Passage given:
Corporations Act ss 181, 184.

CORPORATIONS ACT 2001 - SECT 181

Good faith--civil obligations

Good faith--directors and other officers

(1) A director or other officer of a corporation must exercise their powers and discharge their duties:

(a) in good faith in the best interests of the corporation; and

(b) for a proper purpose.

Note 1: This subsection is a civil penalty provision (see section1317E).

Note 2: Section187 deals with the situation of directors of wholly‑owned subsidiaries.

(2) A person who is involved in a contravention of subsection(1) contravenes this subsection.

Note 1: Section79 defines involved .

Note 2: This subsection is a civil penalty provision (see section1317E).

CORPORATIONS ACT 2001 - SECT 184

Good faith, use of position and use of information--criminal offences

Good faith--directors and other officers

(1) A director or other officer of a corporation commits an offence if they:

(a) are reckless; or

(b) are intentionally dishonest;

and fail to exercise their powers and discharge their duties:

(c) in good faith in the best interests of the corporation; or

(d) for a proper purpose.

(Element position data)

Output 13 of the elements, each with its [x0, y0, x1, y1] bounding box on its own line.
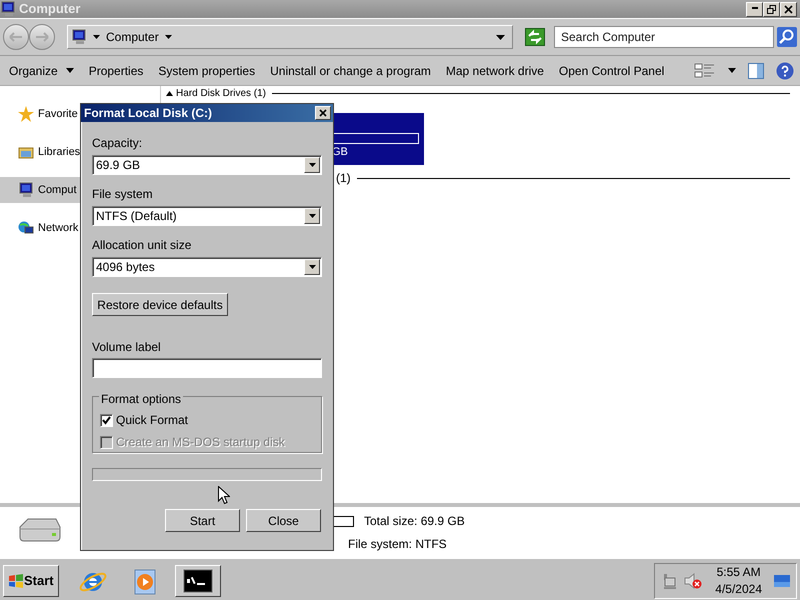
field-label: Capacity: [92, 135, 144, 152]
field-label: Volume label [92, 339, 162, 356]
field-label: File system [92, 186, 154, 203]
field-label: Allocation unit size [92, 237, 192, 254]
total-size-text: Total size: 69.9 GB [364, 513, 465, 530]
checkbox-label: Create an MS-DOS startup disk [116, 434, 285, 451]
checkbox-label: Quick Format [116, 412, 188, 429]
file-system-text: File system: NTFS [348, 536, 448, 553]
dialog-title: Format Local Disk (C:) [84, 105, 212, 122]
address-text: Computer [106, 29, 159, 46]
clock-date: 4/5/2024 [715, 580, 762, 598]
window-title: Computer [19, 0, 80, 18]
clock-time: 5:55 AM [716, 564, 761, 580]
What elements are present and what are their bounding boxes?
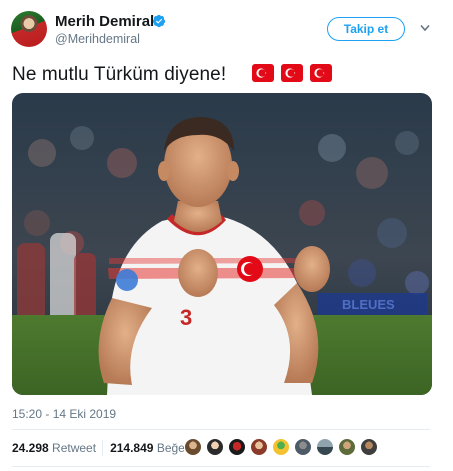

What you need to do:
a - Summarize the Corporations Act excerpt in two sentences.
b - Answer these questions about the Corporations Act excerpt:
(i) Which section defines "involved"?
(ii) Which section deals with the situation of directors of wholly-owned subsidiaries?
(iii) Under section 184(1), what two conditions can accompany a failure of a director or other officer to meet their duties and make it an offence?

Replies:
a - Section 181 requires a director or other officer of a corporation to exercise their powers and discharge their duties in good faith in the best interests of the corporation and for a proper purpose, and anyone involved in a contravention of that requirement also contravenes the section. Under section 184, a director or other officer commits an offence if, being reckless or intentionally dishonest, they fail to exercise their powers and discharge their duties in good faith in the best interests of the corporation or for a proper purpose.

b -
(i) Section 79.
(ii) Section 187.
(iii) Being reckless or being intentionally dishonest.